What you should do: Images are not part of the copy; write out the rest of the data exactly as given.

[START OF Input records]

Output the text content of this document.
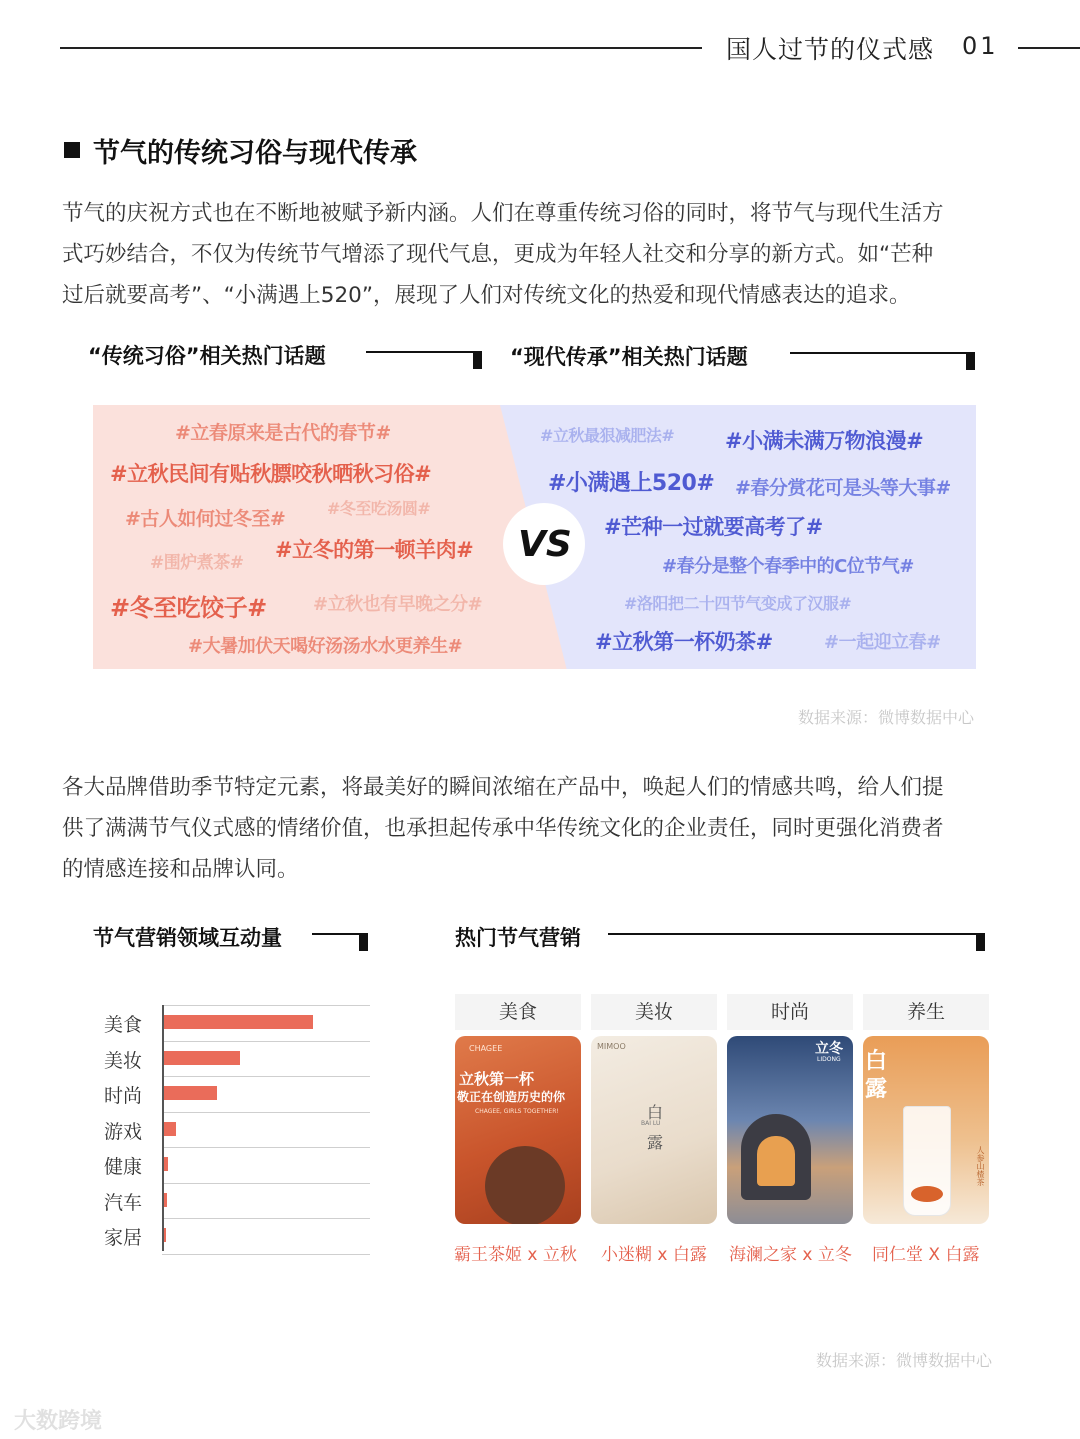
国人过节的仪式感 01
节气的传统习俗与现代传承
节气的庆祝方式也在不断地被赋予新内涵。人们在尊重传统习俗的同时，将节气与现代生活方
式巧妙结合，不仅为传统节气增添了现代气息，更成为年轻人社交和分享的新方式。如“芒种
过后就要高考”、“小满遇上520”，展现了人们对传统文化的热爱和现代情感表达的追求。
“传统习俗”相关热门话题	“现代传承”相关热门话题
#立春原来是古代的春节#
#立秋民间有贴秋膘咬秋晒秋习俗#
#古人如何过冬至#	#冬至吃汤圆#
#围炉煮茶#
#立冬的第一顿羊肉#
#冬至吃饺子#	#立秋也有早晚之分#
#大暑加伏天喝好汤汤水水更养生#
VS
#立秋最狠减肥法# #小满未满万物浪漫#
#小满遇上520# #春分赏花可是头等大事#
#芒种一过就要高考了#
#春分是整个春季中的C位节气#
#洛阳把二十四节气变成了汉服#
#立秋第一杯奶茶#	#一起迎立春#
数据来源：微博数据中心
各大品牌借助季节特定元素，将最美好的瞬间浓缩在产品中，唤起人们的情感共鸣，给人们提
供了满满节气仪式感的情绪价值，也承担起传承中华传统文化的企业责任，同时更强化消费者
的情感连接和品牌认同。
节气营销领域互动量
美食
美妆
时尚
游戏
健康
汽车
家居
热门节气营销
美食	美妆	时尚	养生
CHAGEE
立秋第一杯
敬正在创造历史的你
CHAGEE, GIRLS TOGETHER!
MIMOO
白
BAI LU
露
立冬
LIDONG 白
露
人参山楂茶
霸王茶姬 x 立秋 小迷糊 x 白露 海澜之家 x 立冬 同仁堂 X 白露
数据来源：微博数据中心
大数跨境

[END OF Input records]

Response below:
Output the text content of this document.
国人过节的仪式感 01
节气的传统习俗与现代传承
节气的庆祝方式也在不断地被赋予新内涵。人们在尊重传统习俗的同时，将节气与现代生活方
式巧妙结合，不仅为传统节气增添了现代气息，更成为年轻人社交和分享的新方式。如“芒种
过后就要高考”、“小满遇上520”，展现了人们对传统文化的热爱和现代情感表达的追求。
“传统习俗”相关热门话题	“现代传承”相关热门话题
#立春原来是古代的春节#
#立秋民间有贴秋膘咬秋晒秋习俗#
#古人如何过冬至#	#冬至吃汤圆#
#围炉煮茶#
#立冬的第一顿羊肉#
#冬至吃饺子#	#立秋也有早晚之分#
#大暑加伏天喝好汤汤水水更养生#
VS
#立秋最狠减肥法# #小满未满万物浪漫#
#小满遇上520# #春分赏花可是头等大事#
#芒种一过就要高考了#
#春分是整个春季中的C位节气#
#洛阳把二十四节气变成了汉服#
#立秋第一杯奶茶#	#一起迎立春#
数据来源：微博数据中心
各大品牌借助季节特定元素，将最美好的瞬间浓缩在产品中，唤起人们的情感共鸣，给人们提
供了满满节气仪式感的情绪价值，也承担起传承中华传统文化的企业责任，同时更强化消费者
的情感连接和品牌认同。
节气营销领域互动量
美食
美妆
时尚
游戏
健康
汽车
家居
热门节气营销
美食	美妆	时尚	养生
CHAGEE
立秋第一杯
敬正在创造历史的你
CHAGEE, GIRLS TOGETHER!
MIMOO
白
BAI LU
露
立冬
LIDONG 白
露
人参山楂茶
霸王茶姬 x 立秋 小迷糊 x 白露 海澜之家 x 立冬 同仁堂 X 白露
数据来源：微博数据中心
大数跨境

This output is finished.